Exercise objective
Please determine how many lines of the material include the word "Loss", and respond with nothing but that number.

Supplied entries
Begin

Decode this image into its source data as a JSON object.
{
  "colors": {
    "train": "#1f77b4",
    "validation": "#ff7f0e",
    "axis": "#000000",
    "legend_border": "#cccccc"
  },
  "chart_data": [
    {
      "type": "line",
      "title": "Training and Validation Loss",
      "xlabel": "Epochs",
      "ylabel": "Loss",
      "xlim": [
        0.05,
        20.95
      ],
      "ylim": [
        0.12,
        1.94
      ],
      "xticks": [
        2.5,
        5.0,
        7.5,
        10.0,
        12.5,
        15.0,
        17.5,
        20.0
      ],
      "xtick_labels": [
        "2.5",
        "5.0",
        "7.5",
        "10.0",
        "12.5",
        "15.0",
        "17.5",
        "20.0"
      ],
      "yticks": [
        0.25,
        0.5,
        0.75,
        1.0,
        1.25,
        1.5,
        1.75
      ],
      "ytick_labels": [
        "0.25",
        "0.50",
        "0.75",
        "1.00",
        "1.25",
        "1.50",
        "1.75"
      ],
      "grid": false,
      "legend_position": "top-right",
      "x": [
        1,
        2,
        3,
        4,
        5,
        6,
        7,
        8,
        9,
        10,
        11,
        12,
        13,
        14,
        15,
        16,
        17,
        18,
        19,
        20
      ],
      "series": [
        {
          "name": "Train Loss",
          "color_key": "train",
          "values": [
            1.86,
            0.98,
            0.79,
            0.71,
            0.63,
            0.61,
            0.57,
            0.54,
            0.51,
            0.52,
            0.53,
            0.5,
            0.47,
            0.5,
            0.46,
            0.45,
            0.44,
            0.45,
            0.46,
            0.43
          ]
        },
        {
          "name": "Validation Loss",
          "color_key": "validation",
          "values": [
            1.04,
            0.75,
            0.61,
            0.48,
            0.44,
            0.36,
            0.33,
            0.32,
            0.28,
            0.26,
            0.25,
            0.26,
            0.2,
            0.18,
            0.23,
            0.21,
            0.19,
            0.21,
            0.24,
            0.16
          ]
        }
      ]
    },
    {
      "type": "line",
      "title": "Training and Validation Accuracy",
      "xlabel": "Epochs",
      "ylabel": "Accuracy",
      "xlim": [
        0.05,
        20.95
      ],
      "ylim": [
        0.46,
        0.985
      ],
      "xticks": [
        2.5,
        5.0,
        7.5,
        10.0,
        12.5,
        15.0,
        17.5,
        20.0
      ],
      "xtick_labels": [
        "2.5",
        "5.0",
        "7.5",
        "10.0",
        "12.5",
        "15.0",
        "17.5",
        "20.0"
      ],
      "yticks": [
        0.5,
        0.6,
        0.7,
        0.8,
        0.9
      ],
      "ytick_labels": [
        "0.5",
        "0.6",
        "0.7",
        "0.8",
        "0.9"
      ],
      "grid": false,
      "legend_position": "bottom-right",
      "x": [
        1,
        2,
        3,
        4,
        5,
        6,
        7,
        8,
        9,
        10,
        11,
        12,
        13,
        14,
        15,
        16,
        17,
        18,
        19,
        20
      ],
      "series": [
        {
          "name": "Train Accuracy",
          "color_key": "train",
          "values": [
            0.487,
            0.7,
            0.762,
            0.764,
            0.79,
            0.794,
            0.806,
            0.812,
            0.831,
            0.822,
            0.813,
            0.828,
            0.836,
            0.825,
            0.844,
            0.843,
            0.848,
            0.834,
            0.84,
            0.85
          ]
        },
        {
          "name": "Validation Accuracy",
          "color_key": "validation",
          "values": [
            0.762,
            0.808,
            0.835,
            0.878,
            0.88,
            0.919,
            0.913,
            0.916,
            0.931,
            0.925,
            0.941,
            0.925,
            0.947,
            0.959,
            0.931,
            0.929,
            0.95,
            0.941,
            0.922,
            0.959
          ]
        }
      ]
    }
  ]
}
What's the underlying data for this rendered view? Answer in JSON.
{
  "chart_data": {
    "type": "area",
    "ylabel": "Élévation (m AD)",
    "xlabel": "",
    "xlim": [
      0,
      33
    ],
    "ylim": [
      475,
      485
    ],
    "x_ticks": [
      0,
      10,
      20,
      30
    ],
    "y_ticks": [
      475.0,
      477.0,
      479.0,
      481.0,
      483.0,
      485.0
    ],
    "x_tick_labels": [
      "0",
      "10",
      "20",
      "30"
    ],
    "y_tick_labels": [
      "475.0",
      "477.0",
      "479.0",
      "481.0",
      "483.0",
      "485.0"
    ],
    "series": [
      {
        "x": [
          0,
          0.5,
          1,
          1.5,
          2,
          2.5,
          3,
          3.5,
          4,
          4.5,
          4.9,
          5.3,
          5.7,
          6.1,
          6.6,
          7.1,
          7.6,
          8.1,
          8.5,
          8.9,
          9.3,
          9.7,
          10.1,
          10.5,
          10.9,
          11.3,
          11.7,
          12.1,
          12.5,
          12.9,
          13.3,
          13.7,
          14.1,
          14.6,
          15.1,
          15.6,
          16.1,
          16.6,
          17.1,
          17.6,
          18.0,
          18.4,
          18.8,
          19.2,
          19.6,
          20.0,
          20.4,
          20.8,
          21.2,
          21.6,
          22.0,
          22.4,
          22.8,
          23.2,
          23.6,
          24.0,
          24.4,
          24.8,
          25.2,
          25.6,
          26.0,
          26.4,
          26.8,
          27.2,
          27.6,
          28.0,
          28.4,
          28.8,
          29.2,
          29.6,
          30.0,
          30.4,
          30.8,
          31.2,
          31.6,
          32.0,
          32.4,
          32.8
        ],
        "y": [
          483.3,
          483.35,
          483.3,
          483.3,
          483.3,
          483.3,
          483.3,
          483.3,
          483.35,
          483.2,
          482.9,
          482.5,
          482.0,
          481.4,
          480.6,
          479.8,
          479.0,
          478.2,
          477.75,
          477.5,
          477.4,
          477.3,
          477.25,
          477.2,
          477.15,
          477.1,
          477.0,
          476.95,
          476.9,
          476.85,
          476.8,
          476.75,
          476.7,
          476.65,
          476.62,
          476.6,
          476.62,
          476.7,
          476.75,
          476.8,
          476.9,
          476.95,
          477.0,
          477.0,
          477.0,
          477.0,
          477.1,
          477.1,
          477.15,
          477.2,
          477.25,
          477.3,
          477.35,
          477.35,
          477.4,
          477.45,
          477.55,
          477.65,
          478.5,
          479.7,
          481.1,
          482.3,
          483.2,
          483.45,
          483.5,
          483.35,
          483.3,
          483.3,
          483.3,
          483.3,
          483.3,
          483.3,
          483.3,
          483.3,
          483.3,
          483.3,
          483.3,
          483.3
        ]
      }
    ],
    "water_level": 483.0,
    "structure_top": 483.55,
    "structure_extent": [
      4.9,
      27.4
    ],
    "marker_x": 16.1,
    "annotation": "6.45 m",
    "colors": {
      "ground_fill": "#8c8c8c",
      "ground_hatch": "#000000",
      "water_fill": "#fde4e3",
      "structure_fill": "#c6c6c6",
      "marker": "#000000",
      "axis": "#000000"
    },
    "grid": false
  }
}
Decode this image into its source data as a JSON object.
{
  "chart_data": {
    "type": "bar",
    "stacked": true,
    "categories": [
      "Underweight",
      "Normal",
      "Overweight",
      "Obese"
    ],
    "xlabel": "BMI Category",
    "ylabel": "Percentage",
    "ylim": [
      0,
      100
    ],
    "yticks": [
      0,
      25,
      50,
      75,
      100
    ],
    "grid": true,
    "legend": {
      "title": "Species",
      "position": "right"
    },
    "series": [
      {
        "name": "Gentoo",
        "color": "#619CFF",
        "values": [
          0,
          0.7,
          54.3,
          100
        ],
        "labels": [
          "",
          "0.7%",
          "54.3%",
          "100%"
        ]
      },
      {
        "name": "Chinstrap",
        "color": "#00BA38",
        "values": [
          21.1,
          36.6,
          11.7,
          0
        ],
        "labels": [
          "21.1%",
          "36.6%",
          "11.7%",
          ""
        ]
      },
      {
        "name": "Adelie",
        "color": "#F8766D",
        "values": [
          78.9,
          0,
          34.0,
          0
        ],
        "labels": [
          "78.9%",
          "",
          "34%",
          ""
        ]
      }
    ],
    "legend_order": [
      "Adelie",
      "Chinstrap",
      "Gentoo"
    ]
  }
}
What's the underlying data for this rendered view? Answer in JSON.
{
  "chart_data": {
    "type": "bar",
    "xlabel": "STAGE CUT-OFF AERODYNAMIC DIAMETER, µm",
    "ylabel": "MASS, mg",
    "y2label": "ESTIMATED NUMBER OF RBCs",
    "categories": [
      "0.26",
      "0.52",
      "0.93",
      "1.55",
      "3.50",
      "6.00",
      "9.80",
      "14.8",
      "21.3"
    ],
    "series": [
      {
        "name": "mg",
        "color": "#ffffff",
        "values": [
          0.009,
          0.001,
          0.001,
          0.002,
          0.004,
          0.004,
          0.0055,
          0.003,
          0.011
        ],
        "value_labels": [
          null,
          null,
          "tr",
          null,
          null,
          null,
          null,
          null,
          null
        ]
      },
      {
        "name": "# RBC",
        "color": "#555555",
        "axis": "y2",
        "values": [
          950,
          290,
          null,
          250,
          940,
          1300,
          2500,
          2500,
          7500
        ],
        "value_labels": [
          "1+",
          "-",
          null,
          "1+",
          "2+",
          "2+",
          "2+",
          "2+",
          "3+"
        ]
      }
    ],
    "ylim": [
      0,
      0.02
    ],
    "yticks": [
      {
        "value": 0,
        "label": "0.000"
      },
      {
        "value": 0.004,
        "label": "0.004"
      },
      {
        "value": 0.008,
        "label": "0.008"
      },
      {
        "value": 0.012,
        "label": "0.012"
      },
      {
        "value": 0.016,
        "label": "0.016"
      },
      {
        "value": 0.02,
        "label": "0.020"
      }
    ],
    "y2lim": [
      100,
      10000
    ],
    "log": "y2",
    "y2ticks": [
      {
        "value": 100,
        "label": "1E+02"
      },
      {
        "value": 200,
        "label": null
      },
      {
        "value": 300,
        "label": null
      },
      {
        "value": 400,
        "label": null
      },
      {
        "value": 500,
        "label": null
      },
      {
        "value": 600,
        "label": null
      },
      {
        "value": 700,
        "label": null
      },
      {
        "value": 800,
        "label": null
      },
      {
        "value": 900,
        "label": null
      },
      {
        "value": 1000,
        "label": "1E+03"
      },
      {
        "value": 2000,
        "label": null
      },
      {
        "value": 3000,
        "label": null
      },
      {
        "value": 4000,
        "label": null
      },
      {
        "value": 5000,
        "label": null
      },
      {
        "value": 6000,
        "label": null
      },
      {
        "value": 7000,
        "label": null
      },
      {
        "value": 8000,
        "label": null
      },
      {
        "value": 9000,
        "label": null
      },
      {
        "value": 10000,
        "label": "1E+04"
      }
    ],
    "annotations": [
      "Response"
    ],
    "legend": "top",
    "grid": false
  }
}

End

Answer for the task
4